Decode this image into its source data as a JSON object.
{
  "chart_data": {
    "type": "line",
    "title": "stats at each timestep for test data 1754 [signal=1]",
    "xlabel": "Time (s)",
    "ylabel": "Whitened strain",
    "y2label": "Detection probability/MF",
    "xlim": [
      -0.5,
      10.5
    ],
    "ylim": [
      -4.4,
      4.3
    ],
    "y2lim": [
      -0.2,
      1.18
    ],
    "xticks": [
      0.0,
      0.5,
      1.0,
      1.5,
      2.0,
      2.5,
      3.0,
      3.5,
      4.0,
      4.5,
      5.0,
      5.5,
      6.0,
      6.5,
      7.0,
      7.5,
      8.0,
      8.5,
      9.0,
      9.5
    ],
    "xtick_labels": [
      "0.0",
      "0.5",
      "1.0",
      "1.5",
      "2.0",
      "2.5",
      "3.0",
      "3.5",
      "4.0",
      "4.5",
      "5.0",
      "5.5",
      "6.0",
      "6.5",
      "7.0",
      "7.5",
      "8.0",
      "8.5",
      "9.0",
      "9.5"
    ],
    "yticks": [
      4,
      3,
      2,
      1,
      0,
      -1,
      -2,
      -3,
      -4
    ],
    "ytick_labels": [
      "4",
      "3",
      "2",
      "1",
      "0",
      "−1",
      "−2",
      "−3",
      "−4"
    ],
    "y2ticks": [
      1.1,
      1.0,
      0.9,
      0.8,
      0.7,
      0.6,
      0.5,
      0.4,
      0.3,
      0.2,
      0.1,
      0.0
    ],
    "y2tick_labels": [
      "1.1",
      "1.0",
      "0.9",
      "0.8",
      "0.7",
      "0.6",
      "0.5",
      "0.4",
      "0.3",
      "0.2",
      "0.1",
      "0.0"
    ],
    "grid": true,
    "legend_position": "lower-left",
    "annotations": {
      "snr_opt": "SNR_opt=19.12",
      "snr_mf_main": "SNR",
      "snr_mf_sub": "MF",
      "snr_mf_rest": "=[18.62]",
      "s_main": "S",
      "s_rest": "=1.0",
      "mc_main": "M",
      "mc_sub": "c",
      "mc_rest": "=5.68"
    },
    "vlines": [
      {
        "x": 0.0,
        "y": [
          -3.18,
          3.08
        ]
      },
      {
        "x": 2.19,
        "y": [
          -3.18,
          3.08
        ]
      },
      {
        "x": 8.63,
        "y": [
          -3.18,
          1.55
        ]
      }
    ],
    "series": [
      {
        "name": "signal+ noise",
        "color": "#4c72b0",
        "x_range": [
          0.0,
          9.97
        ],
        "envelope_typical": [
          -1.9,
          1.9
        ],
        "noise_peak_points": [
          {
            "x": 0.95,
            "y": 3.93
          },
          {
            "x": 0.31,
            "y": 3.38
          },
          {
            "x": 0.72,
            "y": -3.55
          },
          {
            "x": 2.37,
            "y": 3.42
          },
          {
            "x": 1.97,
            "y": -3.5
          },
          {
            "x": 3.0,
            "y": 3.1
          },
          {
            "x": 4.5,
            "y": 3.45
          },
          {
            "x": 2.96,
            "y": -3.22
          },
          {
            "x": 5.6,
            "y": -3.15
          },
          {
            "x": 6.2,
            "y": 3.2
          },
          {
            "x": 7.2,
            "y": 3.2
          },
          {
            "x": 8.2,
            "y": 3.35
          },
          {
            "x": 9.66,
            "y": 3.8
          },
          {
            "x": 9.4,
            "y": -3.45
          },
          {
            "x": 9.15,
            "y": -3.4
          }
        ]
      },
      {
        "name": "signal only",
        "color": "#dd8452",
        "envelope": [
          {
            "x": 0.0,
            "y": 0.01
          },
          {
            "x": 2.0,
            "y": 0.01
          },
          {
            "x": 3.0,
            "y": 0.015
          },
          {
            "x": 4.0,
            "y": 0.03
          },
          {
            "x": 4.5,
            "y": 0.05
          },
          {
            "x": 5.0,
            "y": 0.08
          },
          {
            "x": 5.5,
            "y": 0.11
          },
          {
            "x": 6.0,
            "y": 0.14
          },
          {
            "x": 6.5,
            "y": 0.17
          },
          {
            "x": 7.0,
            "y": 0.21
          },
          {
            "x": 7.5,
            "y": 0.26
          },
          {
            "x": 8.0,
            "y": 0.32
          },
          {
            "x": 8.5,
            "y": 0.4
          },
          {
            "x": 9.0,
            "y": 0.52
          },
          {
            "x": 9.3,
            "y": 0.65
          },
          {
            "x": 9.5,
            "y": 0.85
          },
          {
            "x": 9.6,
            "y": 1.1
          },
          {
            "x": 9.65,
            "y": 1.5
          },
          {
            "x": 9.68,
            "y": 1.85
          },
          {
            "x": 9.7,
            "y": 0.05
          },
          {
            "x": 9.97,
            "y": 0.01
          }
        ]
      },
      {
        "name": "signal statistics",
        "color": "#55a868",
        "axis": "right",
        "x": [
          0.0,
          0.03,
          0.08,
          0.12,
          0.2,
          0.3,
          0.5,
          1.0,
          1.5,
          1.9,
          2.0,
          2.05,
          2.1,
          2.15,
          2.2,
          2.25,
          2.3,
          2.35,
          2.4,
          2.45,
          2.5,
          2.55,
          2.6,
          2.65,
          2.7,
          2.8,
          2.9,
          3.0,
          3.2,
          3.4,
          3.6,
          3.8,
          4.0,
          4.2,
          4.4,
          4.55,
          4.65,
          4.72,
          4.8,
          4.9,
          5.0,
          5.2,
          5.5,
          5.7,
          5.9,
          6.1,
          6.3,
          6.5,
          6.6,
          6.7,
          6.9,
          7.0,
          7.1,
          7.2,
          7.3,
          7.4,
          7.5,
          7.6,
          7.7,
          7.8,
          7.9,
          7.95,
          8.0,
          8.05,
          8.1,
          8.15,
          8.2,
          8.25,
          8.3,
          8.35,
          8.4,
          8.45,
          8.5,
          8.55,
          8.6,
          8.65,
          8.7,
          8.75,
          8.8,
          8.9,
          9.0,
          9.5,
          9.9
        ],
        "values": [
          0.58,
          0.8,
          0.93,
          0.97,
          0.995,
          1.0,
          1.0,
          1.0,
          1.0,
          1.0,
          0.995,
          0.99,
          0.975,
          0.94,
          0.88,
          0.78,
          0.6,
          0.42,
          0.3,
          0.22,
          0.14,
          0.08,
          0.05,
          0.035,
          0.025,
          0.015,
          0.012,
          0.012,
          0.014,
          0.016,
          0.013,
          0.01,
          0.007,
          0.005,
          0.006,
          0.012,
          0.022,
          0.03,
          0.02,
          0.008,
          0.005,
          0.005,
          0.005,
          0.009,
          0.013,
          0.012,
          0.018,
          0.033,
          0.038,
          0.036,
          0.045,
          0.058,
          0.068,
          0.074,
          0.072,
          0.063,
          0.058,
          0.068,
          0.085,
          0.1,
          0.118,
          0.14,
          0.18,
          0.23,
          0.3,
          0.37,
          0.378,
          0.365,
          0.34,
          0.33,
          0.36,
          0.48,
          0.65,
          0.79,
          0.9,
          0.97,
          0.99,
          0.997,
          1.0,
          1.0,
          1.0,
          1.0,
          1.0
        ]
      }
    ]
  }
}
--- --- ---
REQUEST: Restate the data above word for word, please.

EXPECTED ANSWER:
Decode this image into its source data as a JSON object.
{
  "chart_data": {
    "type": "line",
    "title": "stats at each timestep for test data 1754 [signal=1]",
    "xlabel": "Time (s)",
    "ylabel": "Whitened strain",
    "y2label": "Detection probability/MF",
    "xlim": [
      -0.5,
      10.5
    ],
    "ylim": [
      -4.4,
      4.3
    ],
    "y2lim": [
      -0.2,
      1.18
    ],
    "xticks": [
      0.0,
      0.5,
      1.0,
      1.5,
      2.0,
      2.5,
      3.0,
      3.5,
      4.0,
      4.5,
      5.0,
      5.5,
      6.0,
      6.5,
      7.0,
      7.5,
      8.0,
      8.5,
      9.0,
      9.5
    ],
    "xtick_labels": [
      "0.0",
      "0.5",
      "1.0",
      "1.5",
      "2.0",
      "2.5",
      "3.0",
      "3.5",
      "4.0",
      "4.5",
      "5.0",
      "5.5",
      "6.0",
      "6.5",
      "7.0",
      "7.5",
      "8.0",
      "8.5",
      "9.0",
      "9.5"
    ],
    "yticks": [
      4,
      3,
      2,
      1,
      0,
      -1,
      -2,
      -3,
      -4
    ],
    "ytick_labels": [
      "4",
      "3",
      "2",
      "1",
      "0",
      "−1",
      "−2",
      "−3",
      "−4"
    ],
    "y2ticks": [
      1.1,
      1.0,
      0.9,
      0.8,
      0.7,
      0.6,
      0.5,
      0.4,
      0.3,
      0.2,
      0.1,
      0.0
    ],
    "y2tick_labels": [
      "1.1",
      "1.0",
      "0.9",
      "0.8",
      "0.7",
      "0.6",
      "0.5",
      "0.4",
      "0.3",
      "0.2",
      "0.1",
      "0.0"
    ],
    "grid": true,
    "legend_position": "lower-left",
    "annotations": {
      "snr_opt": "SNR_opt=19.12",
      "snr_mf_main": "SNR",
      "snr_mf_sub": "MF",
      "snr_mf_rest": "=[18.62]",
      "s_main": "S",
      "s_rest": "=1.0",
      "mc_main": "M",
      "mc_sub": "c",
      "mc_rest": "=5.68"
    },
    "vlines": [
      {
        "x": 0.0,
        "y": [
          -3.18,
          3.08
        ]
      },
      {
        "x": 2.19,
        "y": [
          -3.18,
          3.08
        ]
      },
      {
        "x": 8.63,
        "y": [
          -3.18,
          1.55
        ]
      }
    ],
    "series": [
      {
        "name": "signal+ noise",
        "color": "#4c72b0",
        "x_range": [
          0.0,
          9.97
        ],
        "envelope_typical": [
          -1.9,
          1.9
        ],
        "noise_peak_points": [
          {
            "x": 0.95,
            "y": 3.93
          },
          {
            "x": 0.31,
            "y": 3.38
          },
          {
            "x": 0.72,
            "y": -3.55
          },
          {
            "x": 2.37,
            "y": 3.42
          },
          {
            "x": 1.97,
            "y": -3.5
          },
          {
            "x": 3.0,
            "y": 3.1
          },
          {
            "x": 4.5,
            "y": 3.45
          },
          {
            "x": 2.96,
            "y": -3.22
          },
          {
            "x": 5.6,
            "y": -3.15
          },
          {
            "x": 6.2,
            "y": 3.2
          },
          {
            "x": 7.2,
            "y": 3.2
          },
          {
            "x": 8.2,
            "y": 3.35
          },
          {
            "x": 9.66,
            "y": 3.8
          },
          {
            "x": 9.4,
            "y": -3.45
          },
          {
            "x": 9.15,
            "y": -3.4
          }
        ]
      },
      {
        "name": "signal only",
        "color": "#dd8452",
        "envelope": [
          {
            "x": 0.0,
            "y": 0.01
          },
          {
            "x": 2.0,
            "y": 0.01
          },
          {
            "x": 3.0,
            "y": 0.015
          },
          {
            "x": 4.0,
            "y": 0.03
          },
          {
            "x": 4.5,
            "y": 0.05
          },
          {
            "x": 5.0,
            "y": 0.08
          },
          {
            "x": 5.5,
            "y": 0.11
          },
          {
            "x": 6.0,
            "y": 0.14
          },
          {
            "x": 6.5,
            "y": 0.17
          },
          {
            "x": 7.0,
            "y": 0.21
          },
          {
            "x": 7.5,
            "y": 0.26
          },
          {
            "x": 8.0,
            "y": 0.32
          },
          {
            "x": 8.5,
            "y": 0.4
          },
          {
            "x": 9.0,
            "y": 0.52
          },
          {
            "x": 9.3,
            "y": 0.65
          },
          {
            "x": 9.5,
            "y": 0.85
          },
          {
            "x": 9.6,
            "y": 1.1
          },
          {
            "x": 9.65,
            "y": 1.5
          },
          {
            "x": 9.68,
            "y": 1.85
          },
          {
            "x": 9.7,
            "y": 0.05
          },
          {
            "x": 9.97,
            "y": 0.01
          }
        ]
      },
      {
        "name": "signal statistics",
        "color": "#55a868",
        "axis": "right",
        "x": [
          0.0,
          0.03,
          0.08,
          0.12,
          0.2,
          0.3,
          0.5,
          1.0,
          1.5,
          1.9,
          2.0,
          2.05,
          2.1,
          2.15,
          2.2,
          2.25,
          2.3,
          2.35,
          2.4,
          2.45,
          2.5,
          2.55,
          2.6,
          2.65,
          2.7,
          2.8,
          2.9,
          3.0,
          3.2,
          3.4,
          3.6,
          3.8,
          4.0,
          4.2,
          4.4,
          4.55,
          4.65,
          4.72,
          4.8,
          4.9,
          5.0,
          5.2,
          5.5,
          5.7,
          5.9,
          6.1,
          6.3,
          6.5,
          6.6,
          6.7,
          6.9,
          7.0,
          7.1,
          7.2,
          7.3,
          7.4,
          7.5,
          7.6,
          7.7,
          7.8,
          7.9,
          7.95,
          8.0,
          8.05,
          8.1,
          8.15,
          8.2,
          8.25,
          8.3,
          8.35,
          8.4,
          8.45,
          8.5,
          8.55,
          8.6,
          8.65,
          8.7,
          8.75,
          8.8,
          8.9,
          9.0,
          9.5,
          9.9
        ],
        "values": [
          0.58,
          0.8,
          0.93,
          0.97,
          0.995,
          1.0,
          1.0,
          1.0,
          1.0,
          1.0,
          0.995,
          0.99,
          0.975,
          0.94,
          0.88,
          0.78,
          0.6,
          0.42,
          0.3,
          0.22,
          0.14,
          0.08,
          0.05,
          0.035,
          0.025,
          0.015,
          0.012,
          0.012,
          0.014,
          0.016,
          0.013,
          0.01,
          0.007,
          0.005,
          0.006,
          0.012,
          0.022,
          0.03,
          0.02,
          0.008,
          0.005,
          0.005,
          0.005,
          0.009,
          0.013,
          0.012,
          0.018,
          0.033,
          0.038,
          0.036,
          0.045,
          0.058,
          0.068,
          0.074,
          0.072,
          0.063,
          0.058,
          0.068,
          0.085,
          0.1,
          0.118,
          0.14,
          0.18,
          0.23,
          0.3,
          0.37,
          0.378,
          0.365,
          0.34,
          0.33,
          0.36,
          0.48,
          0.65,
          0.79,
          0.9,
          0.97,
          0.99,
          0.997,
          1.0,
          1.0,
          1.0,
          1.0,
          1.0
        ]
      }
    ]
  }
}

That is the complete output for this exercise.